Figure content listings:
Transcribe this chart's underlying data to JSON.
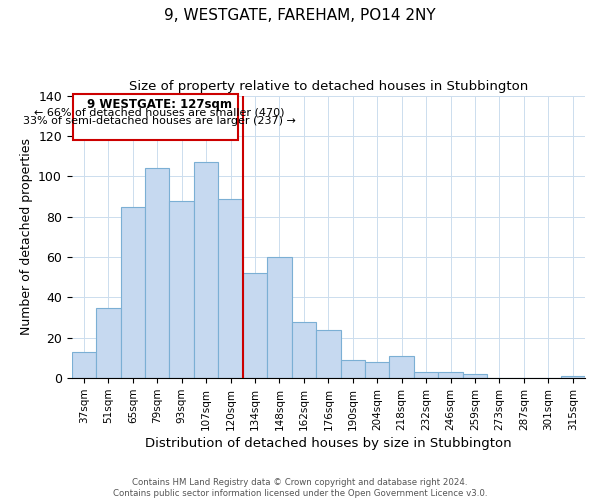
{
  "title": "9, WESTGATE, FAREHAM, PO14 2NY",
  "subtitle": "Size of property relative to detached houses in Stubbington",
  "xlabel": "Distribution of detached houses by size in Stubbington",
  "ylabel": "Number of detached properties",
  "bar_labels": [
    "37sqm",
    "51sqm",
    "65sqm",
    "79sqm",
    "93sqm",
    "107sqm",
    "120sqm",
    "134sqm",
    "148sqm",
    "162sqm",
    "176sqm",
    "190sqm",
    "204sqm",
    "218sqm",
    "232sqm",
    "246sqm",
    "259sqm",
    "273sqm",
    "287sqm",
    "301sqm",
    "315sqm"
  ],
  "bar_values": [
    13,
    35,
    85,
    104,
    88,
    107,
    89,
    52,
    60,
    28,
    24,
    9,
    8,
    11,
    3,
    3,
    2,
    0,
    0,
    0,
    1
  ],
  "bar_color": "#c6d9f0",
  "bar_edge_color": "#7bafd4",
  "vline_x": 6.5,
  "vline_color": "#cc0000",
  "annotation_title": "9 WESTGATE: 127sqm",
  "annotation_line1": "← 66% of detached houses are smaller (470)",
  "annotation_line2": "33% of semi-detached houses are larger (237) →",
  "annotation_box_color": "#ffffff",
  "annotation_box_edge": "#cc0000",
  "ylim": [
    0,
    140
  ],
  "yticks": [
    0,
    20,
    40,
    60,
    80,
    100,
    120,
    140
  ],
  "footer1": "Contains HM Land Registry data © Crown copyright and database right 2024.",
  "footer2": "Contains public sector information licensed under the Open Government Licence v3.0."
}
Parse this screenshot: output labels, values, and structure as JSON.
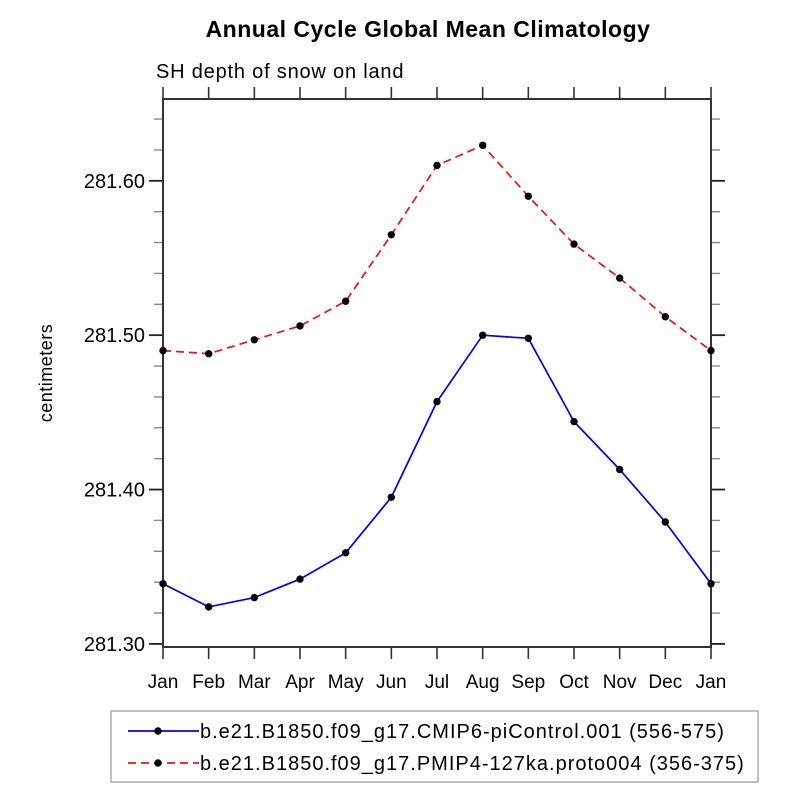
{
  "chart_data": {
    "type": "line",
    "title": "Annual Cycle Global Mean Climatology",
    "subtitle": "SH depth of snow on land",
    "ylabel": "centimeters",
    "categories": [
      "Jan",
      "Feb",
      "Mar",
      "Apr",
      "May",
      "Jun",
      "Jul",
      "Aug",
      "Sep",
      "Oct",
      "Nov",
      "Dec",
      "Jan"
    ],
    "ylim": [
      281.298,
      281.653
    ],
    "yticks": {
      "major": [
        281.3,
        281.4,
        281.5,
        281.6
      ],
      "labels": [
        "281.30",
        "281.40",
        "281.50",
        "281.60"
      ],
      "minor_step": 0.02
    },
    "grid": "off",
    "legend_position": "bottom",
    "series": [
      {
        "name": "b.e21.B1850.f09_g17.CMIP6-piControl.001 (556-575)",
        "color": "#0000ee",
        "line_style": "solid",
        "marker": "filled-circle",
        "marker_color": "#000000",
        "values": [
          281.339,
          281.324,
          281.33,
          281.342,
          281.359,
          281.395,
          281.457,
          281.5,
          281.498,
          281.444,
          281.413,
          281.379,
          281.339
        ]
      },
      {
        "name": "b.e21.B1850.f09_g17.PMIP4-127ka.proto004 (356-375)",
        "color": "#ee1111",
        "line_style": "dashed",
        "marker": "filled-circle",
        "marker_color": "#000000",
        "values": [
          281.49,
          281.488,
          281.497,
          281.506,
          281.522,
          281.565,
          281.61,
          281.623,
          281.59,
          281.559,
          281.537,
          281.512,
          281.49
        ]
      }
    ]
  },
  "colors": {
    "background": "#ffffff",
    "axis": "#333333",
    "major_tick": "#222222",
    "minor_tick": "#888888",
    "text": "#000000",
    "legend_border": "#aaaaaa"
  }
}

▶ [TASK GOAL]:
Without the pictures, print the records in full, exactly as they appear.

▶ [FINAL RESULT]:
Transcribe this chart's underlying data to JSON.
{
  "title": "9, WESTGATE, FAREHAM, PO14 2NY",
  "subtitle": "Size of property relative to detached houses in Stubbington",
  "xlabel": "Distribution of detached houses by size in Stubbington",
  "ylabel": "Number of detached properties",
  "bar_labels": [
    "37sqm",
    "51sqm",
    "65sqm",
    "79sqm",
    "93sqm",
    "107sqm",
    "120sqm",
    "134sqm",
    "148sqm",
    "162sqm",
    "176sqm",
    "190sqm",
    "204sqm",
    "218sqm",
    "232sqm",
    "246sqm",
    "259sqm",
    "273sqm",
    "287sqm",
    "301sqm",
    "315sqm"
  ],
  "bar_values": [
    13,
    35,
    85,
    104,
    88,
    107,
    89,
    52,
    60,
    28,
    24,
    9,
    8,
    11,
    3,
    3,
    2,
    0,
    0,
    0,
    1
  ],
  "bar_color": "#c6d9f0",
  "bar_edge_color": "#7bafd4",
  "vline_x": 6.5,
  "vline_color": "#cc0000",
  "annotation_title": "9 WESTGATE: 127sqm",
  "annotation_line1": "← 66% of detached houses are smaller (470)",
  "annotation_line2": "33% of semi-detached houses are larger (237) →",
  "annotation_box_color": "#ffffff",
  "annotation_box_edge": "#cc0000",
  "ylim": [
    0,
    140
  ],
  "yticks": [
    0,
    20,
    40,
    60,
    80,
    100,
    120,
    140
  ],
  "footer1": "Contains HM Land Registry data © Crown copyright and database right 2024.",
  "footer2": "Contains public sector information licensed under the Open Government Licence v3.0."
}
Parse this screenshot: output labels, values, and structure as JSON.
{
  "chart_data": {
    "type": "line",
    "title": "Annual Cycle Global Mean Climatology",
    "subtitle": "SH depth of snow on land",
    "ylabel": "centimeters",
    "categories": [
      "Jan",
      "Feb",
      "Mar",
      "Apr",
      "May",
      "Jun",
      "Jul",
      "Aug",
      "Sep",
      "Oct",
      "Nov",
      "Dec",
      "Jan"
    ],
    "ylim": [
      281.298,
      281.653
    ],
    "yticks": {
      "major": [
        281.3,
        281.4,
        281.5,
        281.6
      ],
      "labels": [
        "281.30",
        "281.40",
        "281.50",
        "281.60"
      ],
      "minor_step": 0.02
    },
    "grid": "off",
    "legend_position": "bottom",
    "series": [
      {
        "name": "b.e21.B1850.f09_g17.CMIP6-piControl.001 (556-575)",
        "color": "#0000ee",
        "line_style": "solid",
        "marker": "filled-circle",
        "marker_color": "#000000",
        "values": [
          281.339,
          281.324,
          281.33,
          281.342,
          281.359,
          281.395,
          281.457,
          281.5,
          281.498,
          281.444,
          281.413,
          281.379,
          281.339
        ]
      },
      {
        "name": "b.e21.B1850.f09_g17.PMIP4-127ka.proto004 (356-375)",
        "color": "#ee1111",
        "line_style": "dashed",
        "marker": "filled-circle",
        "marker_color": "#000000",
        "values": [
          281.49,
          281.488,
          281.497,
          281.506,
          281.522,
          281.565,
          281.61,
          281.623,
          281.59,
          281.559,
          281.537,
          281.512,
          281.49
        ]
      }
    ]
  },
  "colors": {
    "background": "#ffffff",
    "axis": "#333333",
    "major_tick": "#222222",
    "minor_tick": "#888888",
    "text": "#000000",
    "legend_border": "#aaaaaa"
  }
}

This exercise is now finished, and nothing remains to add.